Exactly as written, quote every line that follows, skipping the images.

Records supplied
▬▬▬▬▬▬▬▬▬▬
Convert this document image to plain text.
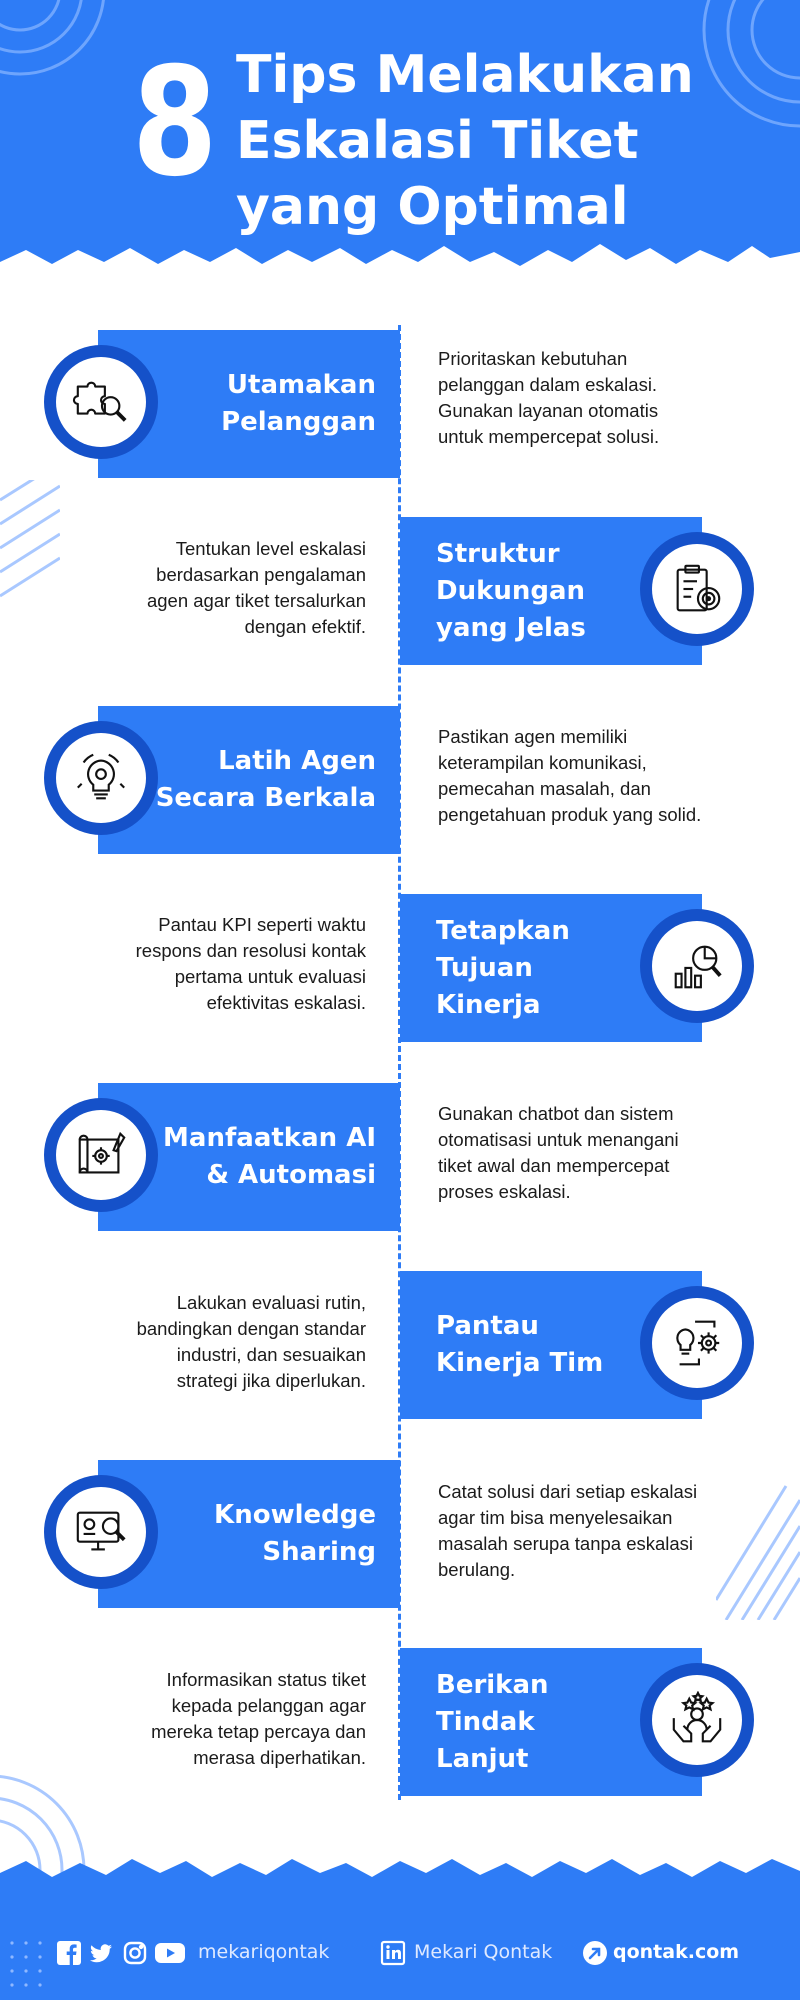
8 Tips Melakukan
Eskalasi Tiket
yang Optimal
Utamakan
Pelanggan
Prioritaskan kebutuhan
pelanggan dalam eskalasi.
Gunakan layanan otomatis
untuk mempercepat solusi.
Struktur
Dukungan
yang Jelas
Tentukan level eskalasi
berdasarkan pengalaman
agen agar tiket tersalurkan
dengan efektif.
Latih Agen
Secara Berkala
Pastikan agen memiliki
keterampilan komunikasi,
pemecahan masalah, dan
pengetahuan produk yang solid.
Tetapkan
Tujuan Kinerja
Pantau KPI seperti waktu
respons dan resolusi kontak
pertama untuk evaluasi
efektivitas eskalasi.
Manfaatkan AI
& Automasi
Gunakan chatbot dan sistem
otomatisasi untuk menangani
tiket awal dan mempercepat
proses eskalasi.
Pantau
Kinerja Tim
Lakukan evaluasi rutin,
bandingkan dengan standar
industri, dan sesuaikan
strategi jika diperlukan.
Knowledge
Sharing
Catat solusi dari setiap eskalasi
agar tim bisa menyelesaikan
masalah serupa tanpa eskalasi
berulang.
Berikan
Tindak Lanjut
Informasikan status tiket
kepada pelanggan agar
mereka tetap percaya dan
merasa diperhatikan.
mekariqontak	Mekari Qontak	qontak.com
▬▬▬▬▬▬▬▬▬▬
Solution to this problem
Convert this document image to plain text.
8 Tips Melakukan
Eskalasi Tiket
yang Optimal
Utamakan
Pelanggan
Prioritaskan kebutuhan
pelanggan dalam eskalasi.
Gunakan layanan otomatis
untuk mempercepat solusi.
Struktur
Dukungan
yang Jelas
Tentukan level eskalasi
berdasarkan pengalaman
agen agar tiket tersalurkan
dengan efektif.
Latih Agen
Secara Berkala
Pastikan agen memiliki
keterampilan komunikasi,
pemecahan masalah, dan
pengetahuan produk yang solid.
Tetapkan
Tujuan Kinerja
Pantau KPI seperti waktu
respons dan resolusi kontak
pertama untuk evaluasi
efektivitas eskalasi.
Manfaatkan AI
& Automasi
Gunakan chatbot dan sistem
otomatisasi untuk menangani
tiket awal dan mempercepat
proses eskalasi.
Pantau
Kinerja Tim
Lakukan evaluasi rutin,
bandingkan dengan standar
industri, dan sesuaikan
strategi jika diperlukan.
Knowledge
Sharing
Catat solusi dari setiap eskalasi
agar tim bisa menyelesaikan
masalah serupa tanpa eskalasi
berulang.
Berikan
Tindak Lanjut
Informasikan status tiket
kepada pelanggan agar
mereka tetap percaya dan
merasa diperhatikan.
mekariqontak	Mekari Qontak	qontak.com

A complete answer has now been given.